RECORDS SUPPLIED >>
= Beginning of Section =

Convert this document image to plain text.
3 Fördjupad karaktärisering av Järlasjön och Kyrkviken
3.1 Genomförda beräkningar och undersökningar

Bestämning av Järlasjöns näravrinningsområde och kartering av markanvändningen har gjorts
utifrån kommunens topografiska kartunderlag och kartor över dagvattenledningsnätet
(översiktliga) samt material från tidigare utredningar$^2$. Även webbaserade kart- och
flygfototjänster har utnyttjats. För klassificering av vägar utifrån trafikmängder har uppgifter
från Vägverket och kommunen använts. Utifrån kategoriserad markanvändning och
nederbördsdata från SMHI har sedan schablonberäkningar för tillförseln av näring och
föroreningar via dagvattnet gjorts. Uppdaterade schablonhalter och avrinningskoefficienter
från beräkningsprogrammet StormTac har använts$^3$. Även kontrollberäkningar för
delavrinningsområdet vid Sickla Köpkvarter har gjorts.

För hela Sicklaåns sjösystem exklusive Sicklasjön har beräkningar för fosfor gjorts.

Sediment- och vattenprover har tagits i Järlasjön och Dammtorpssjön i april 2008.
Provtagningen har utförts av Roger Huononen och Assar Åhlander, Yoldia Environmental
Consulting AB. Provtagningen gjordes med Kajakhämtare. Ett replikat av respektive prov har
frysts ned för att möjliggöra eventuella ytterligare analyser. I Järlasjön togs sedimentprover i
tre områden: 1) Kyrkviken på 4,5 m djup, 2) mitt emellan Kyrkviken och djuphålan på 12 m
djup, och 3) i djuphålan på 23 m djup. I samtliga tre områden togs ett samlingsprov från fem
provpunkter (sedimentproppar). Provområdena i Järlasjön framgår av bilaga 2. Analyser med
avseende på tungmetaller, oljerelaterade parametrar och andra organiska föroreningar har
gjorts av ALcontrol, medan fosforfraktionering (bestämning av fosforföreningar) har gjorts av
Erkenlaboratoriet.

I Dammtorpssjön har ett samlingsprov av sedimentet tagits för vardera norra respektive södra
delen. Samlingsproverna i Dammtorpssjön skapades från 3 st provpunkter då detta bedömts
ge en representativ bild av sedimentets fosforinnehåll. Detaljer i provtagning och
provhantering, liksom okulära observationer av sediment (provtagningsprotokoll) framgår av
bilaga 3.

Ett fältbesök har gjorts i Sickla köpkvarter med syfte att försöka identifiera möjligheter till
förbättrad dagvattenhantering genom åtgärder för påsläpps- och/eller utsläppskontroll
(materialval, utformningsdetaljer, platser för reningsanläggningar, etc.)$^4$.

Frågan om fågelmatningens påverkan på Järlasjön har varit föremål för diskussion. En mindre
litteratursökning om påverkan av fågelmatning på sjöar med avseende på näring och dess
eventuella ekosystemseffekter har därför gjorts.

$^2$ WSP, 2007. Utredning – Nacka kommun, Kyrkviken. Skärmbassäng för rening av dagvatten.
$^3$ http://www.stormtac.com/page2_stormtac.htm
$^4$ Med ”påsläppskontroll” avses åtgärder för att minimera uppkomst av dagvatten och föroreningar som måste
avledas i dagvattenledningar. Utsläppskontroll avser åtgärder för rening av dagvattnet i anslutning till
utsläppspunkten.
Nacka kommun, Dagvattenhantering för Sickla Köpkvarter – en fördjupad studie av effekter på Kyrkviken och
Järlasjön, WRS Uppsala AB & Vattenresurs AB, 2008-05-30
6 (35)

= End of Section =

EXERCISE OBJECTIVE >> With no word changed, write the entries out once more.

ANSWER BOX >>
Convert this document image to plain text.
3 Fördjupad karaktärisering av Järlasjön och Kyrkviken
3.1 Genomförda beräkningar och undersökningar

Bestämning av Järlasjöns näravrinningsområde och kartering av markanvändningen har gjorts
utifrån kommunens topografiska kartunderlag och kartor över dagvattenledningsnätet
(översiktliga) samt material från tidigare utredningar$^2$. Även webbaserade kart- och
flygfototjänster har utnyttjats. För klassificering av vägar utifrån trafikmängder har uppgifter
från Vägverket och kommunen använts. Utifrån kategoriserad markanvändning och
nederbördsdata från SMHI har sedan schablonberäkningar för tillförseln av näring och
föroreningar via dagvattnet gjorts. Uppdaterade schablonhalter och avrinningskoefficienter
från beräkningsprogrammet StormTac har använts$^3$. Även kontrollberäkningar för
delavrinningsområdet vid Sickla Köpkvarter har gjorts.

För hela Sicklaåns sjösystem exklusive Sicklasjön har beräkningar för fosfor gjorts.

Sediment- och vattenprover har tagits i Järlasjön och Dammtorpssjön i april 2008.
Provtagningen har utförts av Roger Huononen och Assar Åhlander, Yoldia Environmental
Consulting AB. Provtagningen gjordes med Kajakhämtare. Ett replikat av respektive prov har
frysts ned för att möjliggöra eventuella ytterligare analyser. I Järlasjön togs sedimentprover i
tre områden: 1) Kyrkviken på 4,5 m djup, 2) mitt emellan Kyrkviken och djuphålan på 12 m
djup, och 3) i djuphålan på 23 m djup. I samtliga tre områden togs ett samlingsprov från fem
provpunkter (sedimentproppar). Provområdena i Järlasjön framgår av bilaga 2. Analyser med
avseende på tungmetaller, oljerelaterade parametrar och andra organiska föroreningar har
gjorts av ALcontrol, medan fosforfraktionering (bestämning av fosforföreningar) har gjorts av
Erkenlaboratoriet.

I Dammtorpssjön har ett samlingsprov av sedimentet tagits för vardera norra respektive södra
delen. Samlingsproverna i Dammtorpssjön skapades från 3 st provpunkter då detta bedömts
ge en representativ bild av sedimentets fosforinnehåll. Detaljer i provtagning och
provhantering, liksom okulära observationer av sediment (provtagningsprotokoll) framgår av
bilaga 3.

Ett fältbesök har gjorts i Sickla köpkvarter med syfte att försöka identifiera möjligheter till
förbättrad dagvattenhantering genom åtgärder för påsläpps- och/eller utsläppskontroll
(materialval, utformningsdetaljer, platser för reningsanläggningar, etc.)$^4$.

Frågan om fågelmatningens påverkan på Järlasjön har varit föremål för diskussion. En mindre
litteratursökning om påverkan av fågelmatning på sjöar med avseende på näring och dess
eventuella ekosystemseffekter har därför gjorts.

$^2$ WSP, 2007. Utredning – Nacka kommun, Kyrkviken. Skärmbassäng för rening av dagvatten.
$^3$ http://www.stormtac.com/page2_stormtac.htm
$^4$ Med ”påsläppskontroll” avses åtgärder för att minimera uppkomst av dagvatten och föroreningar som måste
avledas i dagvattenledningar. Utsläppskontroll avser åtgärder för rening av dagvattnet i anslutning till
utsläppspunkten.
Nacka kommun, Dagvattenhantering för Sickla Köpkvarter – en fördjupad studie av effekter på Kyrkviken och
Järlasjön, WRS Uppsala AB & Vattenresurs AB, 2008-05-30
6 (35)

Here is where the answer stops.